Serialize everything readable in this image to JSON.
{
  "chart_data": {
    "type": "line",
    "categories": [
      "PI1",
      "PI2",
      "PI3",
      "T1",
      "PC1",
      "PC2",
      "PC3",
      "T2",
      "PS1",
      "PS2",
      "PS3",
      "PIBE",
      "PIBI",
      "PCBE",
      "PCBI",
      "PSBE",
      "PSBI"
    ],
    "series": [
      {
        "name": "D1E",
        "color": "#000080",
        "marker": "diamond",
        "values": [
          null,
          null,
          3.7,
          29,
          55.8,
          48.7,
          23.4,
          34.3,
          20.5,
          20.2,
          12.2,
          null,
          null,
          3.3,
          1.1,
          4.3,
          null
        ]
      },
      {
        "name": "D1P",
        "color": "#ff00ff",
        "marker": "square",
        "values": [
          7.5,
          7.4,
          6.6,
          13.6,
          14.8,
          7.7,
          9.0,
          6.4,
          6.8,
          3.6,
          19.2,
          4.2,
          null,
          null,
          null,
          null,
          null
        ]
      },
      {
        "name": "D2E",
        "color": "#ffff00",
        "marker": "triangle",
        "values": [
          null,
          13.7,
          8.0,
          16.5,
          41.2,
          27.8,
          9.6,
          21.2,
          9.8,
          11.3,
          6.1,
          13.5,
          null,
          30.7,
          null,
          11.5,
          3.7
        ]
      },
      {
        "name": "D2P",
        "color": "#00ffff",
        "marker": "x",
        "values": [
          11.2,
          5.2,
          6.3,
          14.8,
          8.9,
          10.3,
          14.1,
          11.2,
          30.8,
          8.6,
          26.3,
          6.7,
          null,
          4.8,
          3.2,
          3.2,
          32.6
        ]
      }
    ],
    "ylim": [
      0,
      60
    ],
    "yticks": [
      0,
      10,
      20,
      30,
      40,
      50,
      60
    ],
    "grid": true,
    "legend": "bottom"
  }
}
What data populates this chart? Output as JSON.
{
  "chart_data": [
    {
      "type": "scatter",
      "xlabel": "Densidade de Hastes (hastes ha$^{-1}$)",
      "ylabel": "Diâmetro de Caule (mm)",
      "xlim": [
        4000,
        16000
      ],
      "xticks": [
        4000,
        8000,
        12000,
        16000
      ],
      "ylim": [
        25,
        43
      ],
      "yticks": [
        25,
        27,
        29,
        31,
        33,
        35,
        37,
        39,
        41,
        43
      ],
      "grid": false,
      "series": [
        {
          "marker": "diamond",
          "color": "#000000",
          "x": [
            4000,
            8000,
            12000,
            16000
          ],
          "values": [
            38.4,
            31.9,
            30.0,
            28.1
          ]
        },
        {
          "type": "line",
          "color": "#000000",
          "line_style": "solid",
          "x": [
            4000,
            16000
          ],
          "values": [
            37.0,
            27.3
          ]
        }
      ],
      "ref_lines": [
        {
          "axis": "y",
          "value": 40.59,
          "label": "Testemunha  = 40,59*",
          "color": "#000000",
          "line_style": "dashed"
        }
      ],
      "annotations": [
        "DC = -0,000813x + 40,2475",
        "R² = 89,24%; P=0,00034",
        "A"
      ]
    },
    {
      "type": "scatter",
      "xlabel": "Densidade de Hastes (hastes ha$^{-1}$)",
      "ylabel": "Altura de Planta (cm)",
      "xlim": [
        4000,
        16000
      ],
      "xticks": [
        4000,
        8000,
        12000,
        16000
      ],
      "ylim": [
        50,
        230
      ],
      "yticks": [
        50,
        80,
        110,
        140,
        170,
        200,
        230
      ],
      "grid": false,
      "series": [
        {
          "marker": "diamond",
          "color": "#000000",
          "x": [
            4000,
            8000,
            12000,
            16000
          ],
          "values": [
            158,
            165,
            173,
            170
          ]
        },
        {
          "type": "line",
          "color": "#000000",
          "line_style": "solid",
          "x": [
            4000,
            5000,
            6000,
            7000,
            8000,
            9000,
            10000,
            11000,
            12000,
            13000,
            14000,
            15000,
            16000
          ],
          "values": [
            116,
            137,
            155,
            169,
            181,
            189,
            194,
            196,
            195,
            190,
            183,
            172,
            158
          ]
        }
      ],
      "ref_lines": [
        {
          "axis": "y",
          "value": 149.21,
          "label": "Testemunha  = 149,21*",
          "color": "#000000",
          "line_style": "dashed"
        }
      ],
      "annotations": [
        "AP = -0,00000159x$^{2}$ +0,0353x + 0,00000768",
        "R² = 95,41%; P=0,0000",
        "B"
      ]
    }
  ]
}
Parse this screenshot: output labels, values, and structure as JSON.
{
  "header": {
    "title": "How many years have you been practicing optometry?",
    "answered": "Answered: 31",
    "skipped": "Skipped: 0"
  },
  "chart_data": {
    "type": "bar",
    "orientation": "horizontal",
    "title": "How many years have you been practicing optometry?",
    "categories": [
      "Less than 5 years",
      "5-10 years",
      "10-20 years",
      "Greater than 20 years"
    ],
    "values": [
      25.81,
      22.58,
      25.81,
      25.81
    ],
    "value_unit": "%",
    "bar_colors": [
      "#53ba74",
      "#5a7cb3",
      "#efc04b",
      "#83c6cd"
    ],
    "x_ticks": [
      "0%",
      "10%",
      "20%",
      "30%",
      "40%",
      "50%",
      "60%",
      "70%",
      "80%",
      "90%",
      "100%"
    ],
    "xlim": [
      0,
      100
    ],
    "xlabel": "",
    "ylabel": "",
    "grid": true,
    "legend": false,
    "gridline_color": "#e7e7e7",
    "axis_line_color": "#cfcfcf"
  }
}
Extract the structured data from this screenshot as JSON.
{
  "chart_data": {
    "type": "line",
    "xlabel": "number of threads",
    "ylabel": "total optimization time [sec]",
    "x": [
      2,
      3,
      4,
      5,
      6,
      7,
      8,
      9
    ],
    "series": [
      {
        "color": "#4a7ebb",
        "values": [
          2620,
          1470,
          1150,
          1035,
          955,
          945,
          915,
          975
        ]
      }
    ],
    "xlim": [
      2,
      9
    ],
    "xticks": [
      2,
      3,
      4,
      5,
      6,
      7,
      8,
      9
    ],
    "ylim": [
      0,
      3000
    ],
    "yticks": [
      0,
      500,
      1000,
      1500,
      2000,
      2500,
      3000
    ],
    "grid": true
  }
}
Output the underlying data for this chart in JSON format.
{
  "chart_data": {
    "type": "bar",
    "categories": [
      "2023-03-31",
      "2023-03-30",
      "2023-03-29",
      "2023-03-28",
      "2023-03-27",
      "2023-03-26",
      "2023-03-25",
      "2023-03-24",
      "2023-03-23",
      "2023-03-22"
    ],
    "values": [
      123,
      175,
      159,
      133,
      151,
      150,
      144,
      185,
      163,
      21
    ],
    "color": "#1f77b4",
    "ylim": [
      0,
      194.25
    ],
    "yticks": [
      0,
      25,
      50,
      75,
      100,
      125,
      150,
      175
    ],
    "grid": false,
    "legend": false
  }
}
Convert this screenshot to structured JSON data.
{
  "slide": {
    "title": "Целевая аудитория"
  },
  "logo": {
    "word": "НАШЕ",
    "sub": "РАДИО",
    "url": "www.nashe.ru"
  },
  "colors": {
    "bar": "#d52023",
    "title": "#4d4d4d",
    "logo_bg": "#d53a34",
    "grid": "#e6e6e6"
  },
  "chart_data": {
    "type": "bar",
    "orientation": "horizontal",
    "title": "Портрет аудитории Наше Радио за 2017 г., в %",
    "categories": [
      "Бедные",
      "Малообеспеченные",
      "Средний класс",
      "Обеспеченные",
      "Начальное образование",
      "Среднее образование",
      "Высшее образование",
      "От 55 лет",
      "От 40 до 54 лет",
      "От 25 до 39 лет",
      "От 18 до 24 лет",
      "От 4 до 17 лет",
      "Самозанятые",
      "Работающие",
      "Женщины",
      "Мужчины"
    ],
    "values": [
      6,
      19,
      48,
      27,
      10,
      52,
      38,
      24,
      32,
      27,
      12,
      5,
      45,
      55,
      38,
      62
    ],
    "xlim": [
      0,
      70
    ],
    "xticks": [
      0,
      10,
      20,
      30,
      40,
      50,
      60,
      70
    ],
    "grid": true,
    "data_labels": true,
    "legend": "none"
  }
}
--*--
- [The problem]: Find every line in the records that contains the word "образование"; copy those lines.

- [Answer to this task]:
      "Начальное образование",
      "Среднее образование",
      "Высшее образование",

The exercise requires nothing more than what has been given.